## TASK OBJECTIVE
Please output the lines shown below exactly as they appear.
* * * * * * *
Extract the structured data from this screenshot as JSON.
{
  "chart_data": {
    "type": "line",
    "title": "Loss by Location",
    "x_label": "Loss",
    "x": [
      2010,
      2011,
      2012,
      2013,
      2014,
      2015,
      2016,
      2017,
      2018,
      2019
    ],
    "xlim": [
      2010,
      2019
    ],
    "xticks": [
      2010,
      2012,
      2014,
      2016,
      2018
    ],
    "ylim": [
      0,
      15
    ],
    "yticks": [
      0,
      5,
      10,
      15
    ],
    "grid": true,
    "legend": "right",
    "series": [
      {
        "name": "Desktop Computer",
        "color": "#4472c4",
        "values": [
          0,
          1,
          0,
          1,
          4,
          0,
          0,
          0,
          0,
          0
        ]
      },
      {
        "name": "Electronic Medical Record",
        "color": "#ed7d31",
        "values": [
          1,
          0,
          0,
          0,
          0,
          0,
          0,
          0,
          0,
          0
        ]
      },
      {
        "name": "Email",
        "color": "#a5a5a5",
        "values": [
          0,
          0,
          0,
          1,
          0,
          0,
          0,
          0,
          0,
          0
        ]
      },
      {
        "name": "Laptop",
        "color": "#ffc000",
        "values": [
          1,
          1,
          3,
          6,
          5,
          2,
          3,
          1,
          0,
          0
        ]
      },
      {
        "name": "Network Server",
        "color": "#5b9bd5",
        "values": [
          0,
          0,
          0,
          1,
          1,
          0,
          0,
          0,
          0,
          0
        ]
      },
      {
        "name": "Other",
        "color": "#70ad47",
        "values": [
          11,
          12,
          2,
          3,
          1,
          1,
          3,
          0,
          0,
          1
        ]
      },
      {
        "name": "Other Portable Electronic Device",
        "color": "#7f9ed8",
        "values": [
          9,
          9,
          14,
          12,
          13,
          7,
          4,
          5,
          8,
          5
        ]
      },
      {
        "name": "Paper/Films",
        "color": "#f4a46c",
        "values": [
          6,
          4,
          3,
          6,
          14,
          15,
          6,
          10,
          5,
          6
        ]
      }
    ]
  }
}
* * * * * * *
## THE REPLY
Extract the structured data from this screenshot as JSON.
{
  "chart_data": {
    "type": "line",
    "title": "Loss by Location",
    "x_label": "Loss",
    "x": [
      2010,
      2011,
      2012,
      2013,
      2014,
      2015,
      2016,
      2017,
      2018,
      2019
    ],
    "xlim": [
      2010,
      2019
    ],
    "xticks": [
      2010,
      2012,
      2014,
      2016,
      2018
    ],
    "ylim": [
      0,
      15
    ],
    "yticks": [
      0,
      5,
      10,
      15
    ],
    "grid": true,
    "legend": "right",
    "series": [
      {
        "name": "Desktop Computer",
        "color": "#4472c4",
        "values": [
          0,
          1,
          0,
          1,
          4,
          0,
          0,
          0,
          0,
          0
        ]
      },
      {
        "name": "Electronic Medical Record",
        "color": "#ed7d31",
        "values": [
          1,
          0,
          0,
          0,
          0,
          0,
          0,
          0,
          0,
          0
        ]
      },
      {
        "name": "Email",
        "color": "#a5a5a5",
        "values": [
          0,
          0,
          0,
          1,
          0,
          0,
          0,
          0,
          0,
          0
        ]
      },
      {
        "name": "Laptop",
        "color": "#ffc000",
        "values": [
          1,
          1,
          3,
          6,
          5,
          2,
          3,
          1,
          0,
          0
        ]
      },
      {
        "name": "Network Server",
        "color": "#5b9bd5",
        "values": [
          0,
          0,
          0,
          1,
          1,
          0,
          0,
          0,
          0,
          0
        ]
      },
      {
        "name": "Other",
        "color": "#70ad47",
        "values": [
          11,
          12,
          2,
          3,
          1,
          1,
          3,
          0,
          0,
          1
        ]
      },
      {
        "name": "Other Portable Electronic Device",
        "color": "#7f9ed8",
        "values": [
          9,
          9,
          14,
          12,
          13,
          7,
          4,
          5,
          8,
          5
        ]
      },
      {
        "name": "Paper/Films",
        "color": "#f4a46c",
        "values": [
          6,
          4,
          3,
          6,
          14,
          15,
          6,
          10,
          5,
          6
        ]
      }
    ]
  }
}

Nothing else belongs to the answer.